== PROVIDED RECORDS

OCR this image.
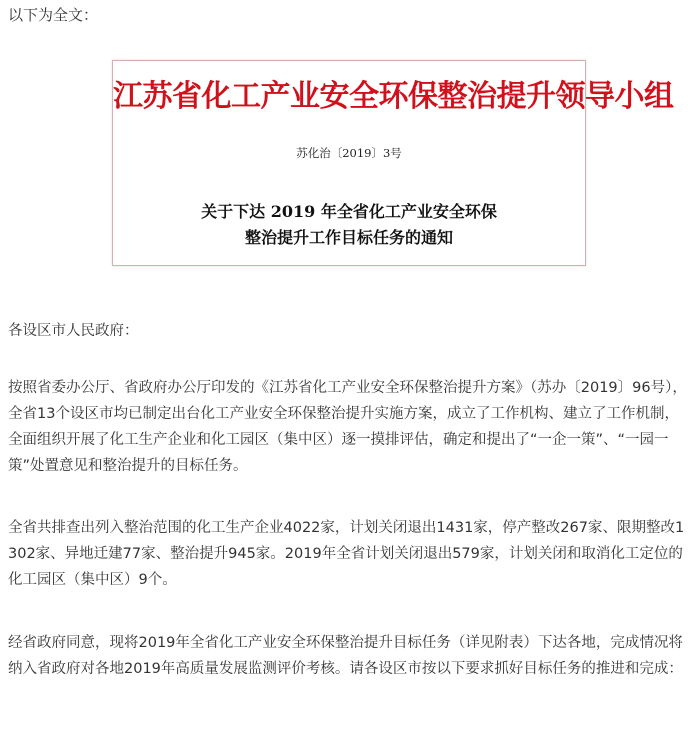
以下为全文：
江苏省化工产业安全环保整治提升领导小组
苏化治〔2019〕3号
关于下达 2019 年全省化工产业安全环保
整治提升工作目标任务的通知

各设区市人民政府：

按照省委办公厅、省政府办公厅印发的《江苏省化工产业安全环保整治提升方案》（苏办〔2019〕96号），全省13个设区市均已制定出台化工产业安全环保整治提升实施方案，成立了工作机构、建立了工作机制，全面组织开展了化工生产企业和化工园区（集中区）逐一摸排评估，确定和提出了“一企一策”、“一园一策”处置意见和整治提升的目标任务。

全省共排查出列入整治范围的化工生产企业4022家，计划关闭退出1431家，停产整改267家、限期整改1302家、异地迁建77家、整治提升945家。2019年全省计划关闭退出579家，计划关闭和取消化工定位的化工园区（集中区）9个。

经省政府同意，现将2019年全省化工产业安全环保整治提升目标任务（详见附表）下达各地，完成情况将纳入省政府对各地2019年高质量发展监测评价考核。请各设区市按以下要求抓好目标任务的推进和完成：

====

WHAT YOU NEED TO DO
Extract the full listing above verbatim; pictures are to be left out of the copy.

COMPLETED TASK
OCR this image.
以下为全文：
江苏省化工产业安全环保整治提升领导小组
苏化治〔2019〕3号
关于下达 2019 年全省化工产业安全环保
整治提升工作目标任务的通知

各设区市人民政府：

按照省委办公厅、省政府办公厅印发的《江苏省化工产业安全环保整治提升方案》（苏办〔2019〕96号），全省13个设区市均已制定出台化工产业安全环保整治提升实施方案，成立了工作机构、建立了工作机制，全面组织开展了化工生产企业和化工园区（集中区）逐一摸排评估，确定和提出了“一企一策”、“一园一策”处置意见和整治提升的目标任务。

全省共排查出列入整治范围的化工生产企业4022家，计划关闭退出1431家，停产整改267家、限期整改1302家、异地迁建77家、整治提升945家。2019年全省计划关闭退出579家，计划关闭和取消化工定位的化工园区（集中区）9个。

经省政府同意，现将2019年全省化工产业安全环保整治提升目标任务（详见附表）下达各地，完成情况将纳入省政府对各地2019年高质量发展监测评价考核。请各设区市按以下要求抓好目标任务的推进和完成：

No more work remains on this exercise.